**PASSAGE SHOWN**:
As a result of this lack of consistency across NFS clients, NFS is said to have weak cache consistency or coherency.

Appending files concurrently on different NFS clients will likely corrupt the data. This is not supported on NFS. See https://unix.stackexchange.com/questions/299627/multiple-appenders-writing-to-the-same-file-on-nfs-share for details.

There have been efforts to tighten NFS consistency. For example, if one NFS client checks the size of a file after it is written on another client, the local attribute cache continues to show a stale size for several seconds. But, if that NFS client opens and reads the file, the consistency issue is remedied more quickly, and this is part of what is called NFS close-to-open.

...when an application opens a file stored in NFS, the NFS client checks that it still exists on the server, and is permitted to the opener, by sending a GETATTR or ACCESS operation. When the application closes the file, the NFS client writes back any pending changes to the file so that the next opener can view the changes. This also gives the NFS client an opportunity to report any server write errors to the application via the return code from close(). This behavior is referred to as close-to-open cache consistency.

See http://nfs.sourceforge.net/ section A8. What is close-to-open cache consistency? for a more detailed explanation and several caveats. It explains the noac No attribute cache mount option and how to avoid the data cache with O_DIRECT open flag.

Note this comment from Sourceforge:

There are still opportunities for a client's data cache to contain stale data. The NFS version 3 protocol introduced "weak cache consistency" (also known as WCC) which provides a way of checking a file's attributes before and after an operation to allow a client to identify changes that could have been made by other clients. Unfortunately, when a client is using many concurrent operations that update the same file at the same time, it is impossible to tell whether it was that client's updates or some other client's updates that changed the file.

For this reason, some versions of the Linux 2.6 NFS client abandon WCC checking entirely, and simply trust their own data cache. On these versions, the client can maintain a cache full of stale file data if a file is opened for write. In this case, using file locking is the best way to ensure that all clients see the latest version of a file's data.

That said, file locking, in a diverse environment with SMB and NFS or with modifications beneath the NFS server directly on the underlying file system, does not ensure anything unless all access methods to the data honor those locks.

For NFS and POSIX locks, see POSIX Advisory Byte Range Locks.

SMB – Coherency

SMB/CIFS has better consistency than NFS in some cases because it uses Opportunistic Locks (oplocks). But, implementations of SMB on different operating systems continue to cache directory contents and attributes without any locks. The oplocks are used, typically, so that a client can cache data before sending it to the server or for re-use. If any other application opens the file when an oplock is held, that oplock is broken and the data and associated attributes are flushed and discarded before the other application’s open returns. This provides some degree of coherency.

**DATA BLOCK**:
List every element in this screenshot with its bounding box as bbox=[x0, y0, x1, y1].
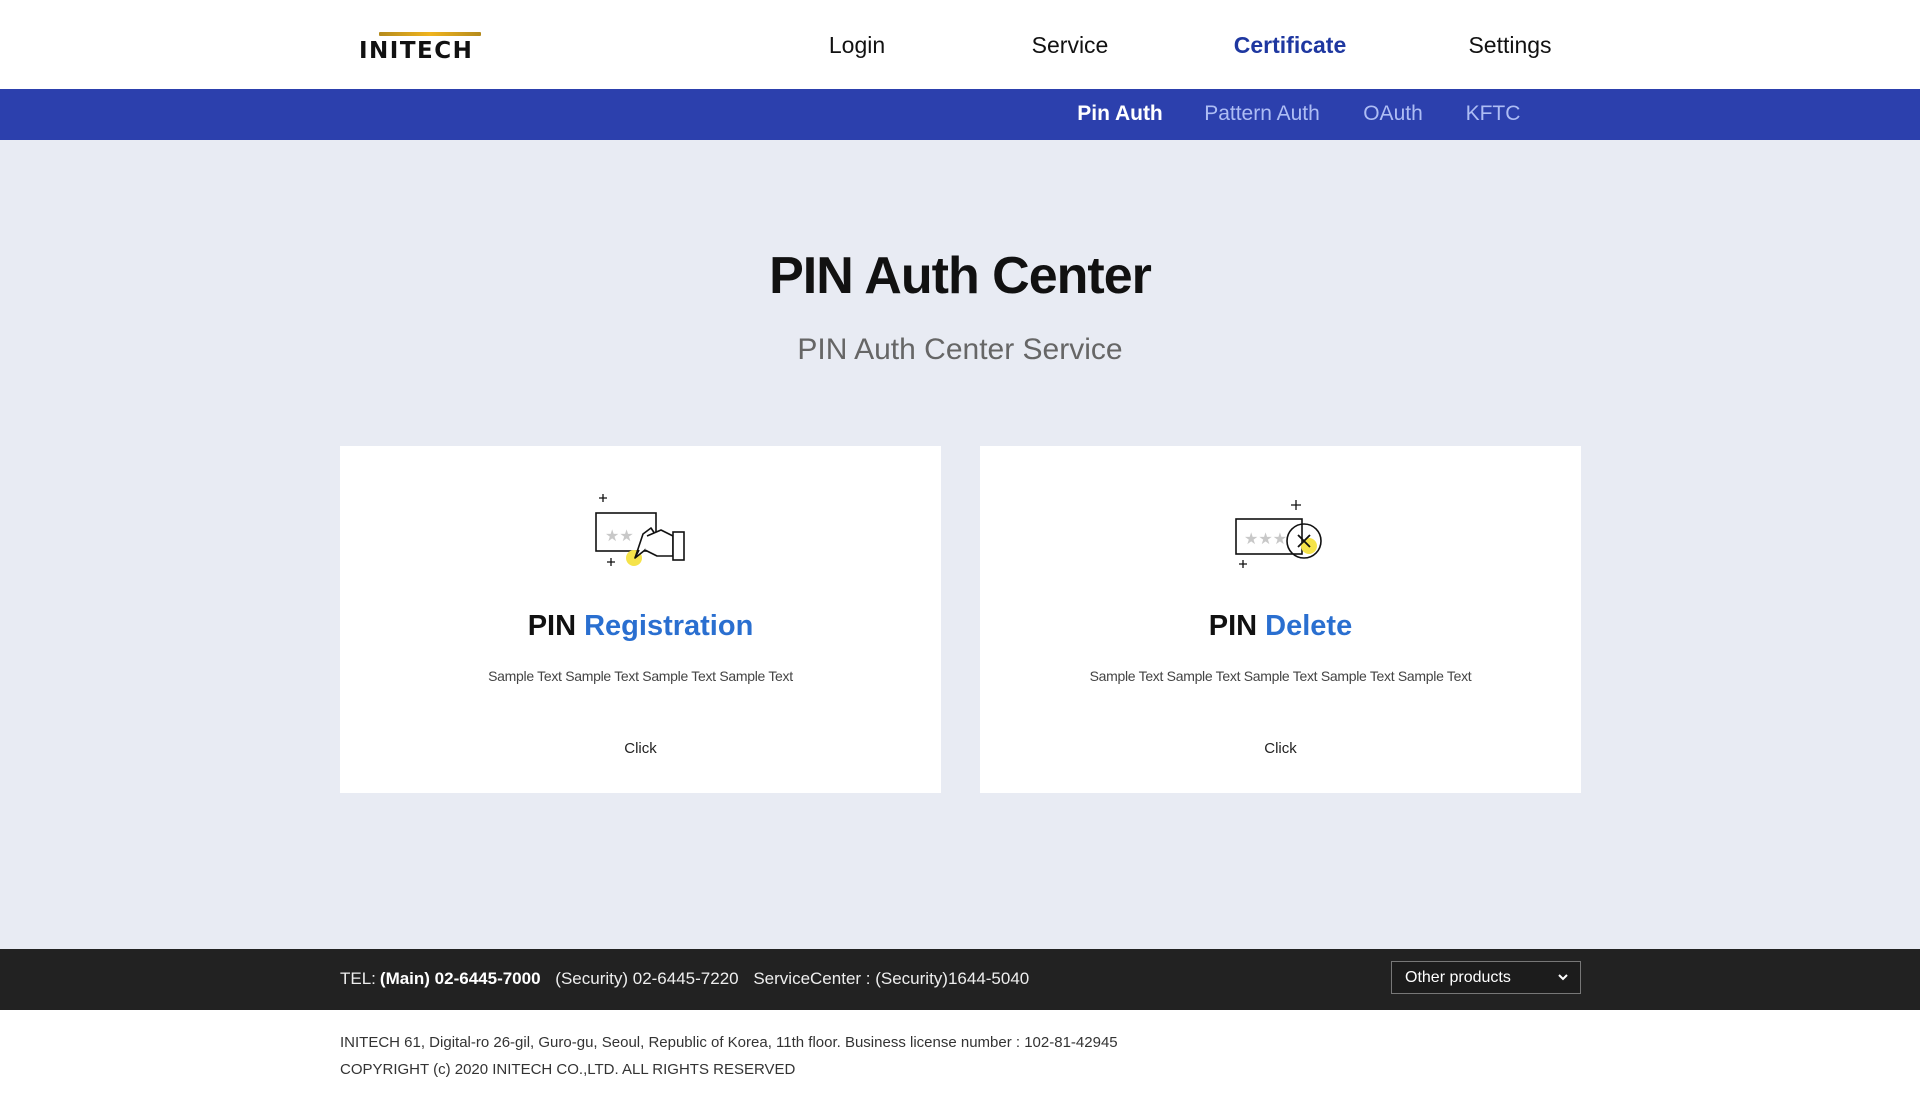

**TASK INSTRUCTIONS**: According to the passage on NFS and SMB cache consistency, what does the NFS client do when an application closes a file? The material is not needed here.

**WORKED SOLUTION**: It writes back any pending changes to the file so that the next opener can view them.